Aim:
Every line that holds the string "this" is to be identified and copied.

Collected data entries

╔══

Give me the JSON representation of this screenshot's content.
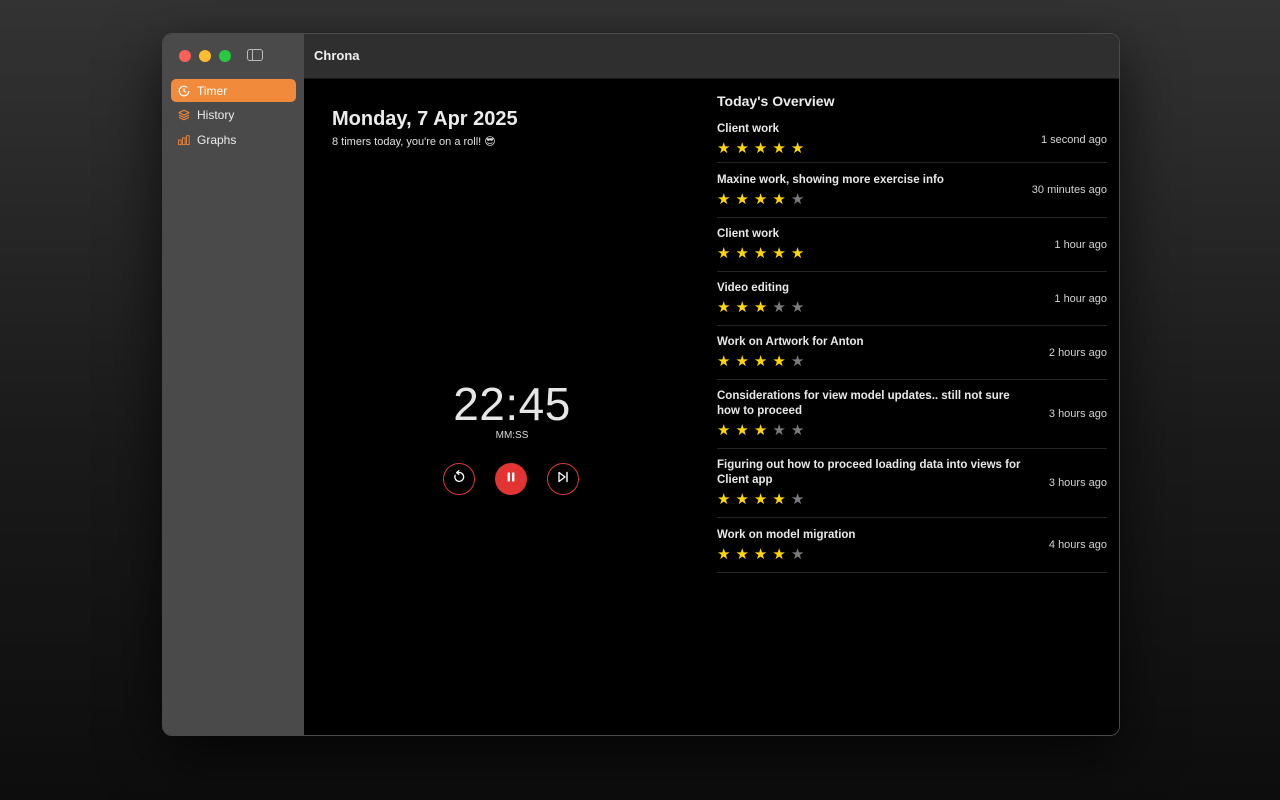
{
  "app": {
    "title": "Chrona"
  },
  "sidebar": {
    "items": [
      {
        "label": "Timer",
        "icon": "timer-icon",
        "active": true
      },
      {
        "label": "History",
        "icon": "stack-icon",
        "active": false
      },
      {
        "label": "Graphs",
        "icon": "bar-chart-icon",
        "active": false
      }
    ]
  },
  "main": {
    "date": "Monday, 7 Apr 2025",
    "subtitle": "8 timers today, you're on a roll! 😎",
    "timer": {
      "value": "22:45",
      "unit": "MM:SS"
    },
    "controls": {
      "restart_icon": "restart-icon",
      "pause_icon": "pause-icon",
      "skip_icon": "skip-forward-icon"
    }
  },
  "overview": {
    "title": "Today's Overview",
    "entries": [
      {
        "name": "Client work",
        "rating": 5,
        "time": "1 second ago"
      },
      {
        "name": "Maxine work, showing more exercise info",
        "rating": 4,
        "time": "30 minutes ago"
      },
      {
        "name": "Client work",
        "rating": 5,
        "time": "1 hour ago"
      },
      {
        "name": "Video editing",
        "rating": 3,
        "time": "1 hour ago"
      },
      {
        "name": "Work on Artwork for Anton",
        "rating": 4,
        "time": "2 hours ago"
      },
      {
        "name": "Considerations for view model updates.. still not sure how to proceed",
        "rating": 3,
        "time": "3 hours ago"
      },
      {
        "name": "Figuring out how to proceed loading data into views for Client app",
        "rating": 4,
        "time": "3 hours ago"
      },
      {
        "name": "Work on model migration",
        "rating": 4,
        "time": "4 hours ago"
      }
    ]
  },
  "colors": {
    "accent": "#f28a3c",
    "star_on": "#ffd60a",
    "star_off": "#7b7b7b",
    "control_red": "#e33434"
  }
}
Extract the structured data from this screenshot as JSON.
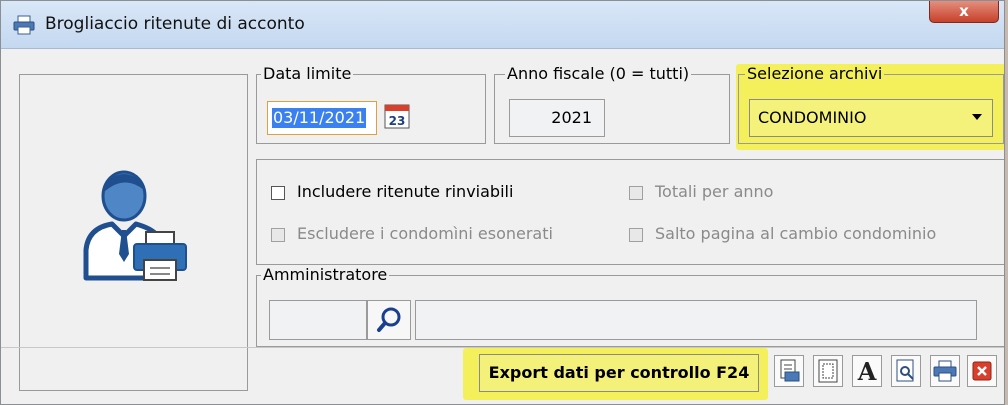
{
  "window": {
    "title": "Brogliaccio ritenute di acconto",
    "close_label": "x",
    "close_color": "#c7402a"
  },
  "data_limite": {
    "legend": "Data limite",
    "value": "03/11/2021",
    "calendar_day": "23"
  },
  "anno_fiscale": {
    "legend": "Anno fiscale (0 = tutti)",
    "value": "2021"
  },
  "selezione_archivi": {
    "legend": "Selezione archivi",
    "value": "CONDOMINIO",
    "highlight_color": "#f3f05c"
  },
  "options": {
    "includere": {
      "label": "Includere ritenute rinviabili",
      "checked": false,
      "enabled": true
    },
    "escludere": {
      "label": "Escludere i condomìni esonerati",
      "checked": false,
      "enabled": false
    },
    "totali": {
      "label": "Totali per anno",
      "checked": false,
      "enabled": false
    },
    "salto": {
      "label": "Salto pagina al cambio condominio",
      "checked": false,
      "enabled": false
    }
  },
  "amministratore": {
    "legend": "Amministratore",
    "code": "",
    "name": ""
  },
  "toolbar": {
    "export_label": "Export dati per controllo F24",
    "font_label": "A",
    "buttons": [
      "print-layout-icon",
      "page-setup-icon",
      "font-icon",
      "print-preview-icon",
      "printer-icon",
      "close-icon"
    ]
  }
}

╚══

Task answer:
Give me the JSON representation of this screenshot's content.
Extract the structured data from this screenshot as JSON.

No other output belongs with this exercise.